Text section
— Begin —

Even “Gun Debate Settled Since 1791” works for me. I just happen to believe it was settled in a different way than Beck does.
“Resist Conformity” is the most obvious mindfuck going on here, but “Hard Times Made Us” is the one that could drive you insane. That’s the #humblebrag at the heart of any impulse to appropriate style from the margins of society, whether it’s done out of a misplaced affection for “otherness” (the hipster rationalization) or because you are so genuinely blind to your own privilege, you don’t realize that the “hard times” that made you were suffered by others. Because here’s another thing that 1791.com has in common with most hipster catalogs: There aren’t any black people in it.
The vertigo your coastal sophisticate might get from perusing 1791.com isn’t really due to the distance between Beck’s conservative personal politics and the store’s hipster visual cues. If you feel weird about liking the feel and sensibility of 1791, may I suggest that’s not because you don’t have anything in common with Beck—it’s because you’re more alike than you want to know.

— End —

Listed records
— Begin —

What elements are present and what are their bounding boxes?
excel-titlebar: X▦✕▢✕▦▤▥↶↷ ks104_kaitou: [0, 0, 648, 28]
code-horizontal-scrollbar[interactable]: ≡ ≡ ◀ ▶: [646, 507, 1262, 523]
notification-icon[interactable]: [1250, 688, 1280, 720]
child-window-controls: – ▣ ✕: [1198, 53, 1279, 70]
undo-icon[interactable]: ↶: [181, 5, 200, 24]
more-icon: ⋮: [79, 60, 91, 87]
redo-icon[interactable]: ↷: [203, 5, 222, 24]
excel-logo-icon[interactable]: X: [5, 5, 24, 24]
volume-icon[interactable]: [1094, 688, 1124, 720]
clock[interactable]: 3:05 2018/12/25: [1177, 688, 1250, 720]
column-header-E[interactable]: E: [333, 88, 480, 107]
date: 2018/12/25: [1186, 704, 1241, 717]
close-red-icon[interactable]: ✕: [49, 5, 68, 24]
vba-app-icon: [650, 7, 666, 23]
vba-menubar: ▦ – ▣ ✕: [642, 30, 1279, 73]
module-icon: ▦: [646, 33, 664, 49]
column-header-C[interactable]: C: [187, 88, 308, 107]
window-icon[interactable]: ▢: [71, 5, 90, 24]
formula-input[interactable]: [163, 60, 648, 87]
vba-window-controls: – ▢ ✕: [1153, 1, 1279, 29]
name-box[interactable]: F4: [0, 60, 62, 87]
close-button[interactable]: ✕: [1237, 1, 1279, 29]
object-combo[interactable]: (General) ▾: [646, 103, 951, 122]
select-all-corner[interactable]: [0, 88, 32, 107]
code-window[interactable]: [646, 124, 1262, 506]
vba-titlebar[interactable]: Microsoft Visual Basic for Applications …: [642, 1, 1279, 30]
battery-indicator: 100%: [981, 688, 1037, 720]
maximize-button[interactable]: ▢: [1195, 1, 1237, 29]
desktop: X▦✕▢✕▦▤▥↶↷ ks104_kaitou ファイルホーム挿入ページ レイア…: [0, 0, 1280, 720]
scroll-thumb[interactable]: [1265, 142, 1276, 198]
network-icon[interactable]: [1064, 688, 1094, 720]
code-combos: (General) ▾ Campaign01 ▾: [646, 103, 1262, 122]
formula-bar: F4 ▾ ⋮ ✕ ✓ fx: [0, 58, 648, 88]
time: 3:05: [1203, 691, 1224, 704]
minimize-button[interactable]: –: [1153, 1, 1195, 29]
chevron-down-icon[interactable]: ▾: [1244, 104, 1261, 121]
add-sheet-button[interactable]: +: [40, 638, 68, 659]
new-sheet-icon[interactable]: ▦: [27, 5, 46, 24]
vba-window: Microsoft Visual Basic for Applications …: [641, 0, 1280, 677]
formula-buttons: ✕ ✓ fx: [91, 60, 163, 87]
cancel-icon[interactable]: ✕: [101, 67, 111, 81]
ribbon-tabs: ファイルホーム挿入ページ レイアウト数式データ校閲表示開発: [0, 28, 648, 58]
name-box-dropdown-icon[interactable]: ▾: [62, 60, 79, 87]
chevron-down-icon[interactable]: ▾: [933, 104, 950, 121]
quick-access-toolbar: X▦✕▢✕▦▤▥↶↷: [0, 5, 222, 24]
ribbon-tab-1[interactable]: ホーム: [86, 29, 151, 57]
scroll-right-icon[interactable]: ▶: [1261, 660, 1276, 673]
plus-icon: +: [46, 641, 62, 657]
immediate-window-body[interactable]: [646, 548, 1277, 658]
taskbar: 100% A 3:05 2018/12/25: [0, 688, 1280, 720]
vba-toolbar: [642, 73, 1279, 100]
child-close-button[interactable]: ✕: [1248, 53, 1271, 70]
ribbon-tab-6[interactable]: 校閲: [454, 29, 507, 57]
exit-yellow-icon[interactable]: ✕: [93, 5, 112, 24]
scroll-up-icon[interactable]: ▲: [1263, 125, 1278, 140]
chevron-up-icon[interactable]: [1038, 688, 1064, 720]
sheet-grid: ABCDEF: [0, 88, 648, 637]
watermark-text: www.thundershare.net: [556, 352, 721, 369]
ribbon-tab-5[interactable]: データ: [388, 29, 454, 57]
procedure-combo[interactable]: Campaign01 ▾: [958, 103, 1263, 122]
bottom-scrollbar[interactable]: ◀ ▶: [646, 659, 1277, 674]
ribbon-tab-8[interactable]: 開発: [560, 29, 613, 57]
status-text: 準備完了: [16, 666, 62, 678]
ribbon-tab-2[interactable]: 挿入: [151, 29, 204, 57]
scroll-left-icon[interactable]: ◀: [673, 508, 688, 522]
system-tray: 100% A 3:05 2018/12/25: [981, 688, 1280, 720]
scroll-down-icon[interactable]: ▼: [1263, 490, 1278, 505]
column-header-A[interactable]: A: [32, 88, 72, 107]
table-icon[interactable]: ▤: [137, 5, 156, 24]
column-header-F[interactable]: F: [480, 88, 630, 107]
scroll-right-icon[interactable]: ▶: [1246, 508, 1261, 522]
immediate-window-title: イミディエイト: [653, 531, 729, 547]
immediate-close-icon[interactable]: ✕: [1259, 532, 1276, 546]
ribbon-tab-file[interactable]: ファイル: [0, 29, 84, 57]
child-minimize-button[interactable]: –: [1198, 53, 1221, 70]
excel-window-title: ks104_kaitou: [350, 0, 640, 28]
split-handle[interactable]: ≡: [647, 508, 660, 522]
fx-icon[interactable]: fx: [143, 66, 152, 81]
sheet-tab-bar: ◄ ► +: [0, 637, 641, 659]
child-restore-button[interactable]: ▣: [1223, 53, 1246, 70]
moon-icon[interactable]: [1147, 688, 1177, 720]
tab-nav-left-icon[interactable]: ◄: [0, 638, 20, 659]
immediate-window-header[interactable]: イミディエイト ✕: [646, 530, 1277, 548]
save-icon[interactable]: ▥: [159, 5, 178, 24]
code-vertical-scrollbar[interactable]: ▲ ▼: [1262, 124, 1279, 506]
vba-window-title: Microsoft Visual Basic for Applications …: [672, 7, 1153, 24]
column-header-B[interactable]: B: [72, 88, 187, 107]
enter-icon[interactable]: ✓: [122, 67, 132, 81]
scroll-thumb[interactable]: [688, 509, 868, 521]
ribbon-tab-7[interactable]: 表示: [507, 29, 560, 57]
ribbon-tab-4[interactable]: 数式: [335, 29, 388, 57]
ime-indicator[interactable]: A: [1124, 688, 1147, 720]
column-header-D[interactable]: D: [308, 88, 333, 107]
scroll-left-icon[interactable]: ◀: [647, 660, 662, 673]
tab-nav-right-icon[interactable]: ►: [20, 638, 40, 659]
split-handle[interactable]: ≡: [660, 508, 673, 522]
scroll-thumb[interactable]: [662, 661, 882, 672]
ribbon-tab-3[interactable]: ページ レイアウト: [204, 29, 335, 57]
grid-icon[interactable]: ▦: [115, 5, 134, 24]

— End —

What this exercise asks
a) According to the commentary on 1791.com, what does the site have in common with most hipster catalogs?
b) Rewrite the 1791.com commentary from "The vertigo your" to "want to know.", changing "vertigo" to "dizziness".

Exercise solutions
a) There aren't any black people in it.

b)
The dizziness your coastal sophisticate might get from perusing 1791.com isn’t really due to the distance between Beck’s conservative personal politics and the store’s hipster visual cues. If you feel weird about liking the feel and sensibility of 1791, may I suggest that’s not because you don’t have anything in common with Beck—it’s because you’re more alike than you want to know.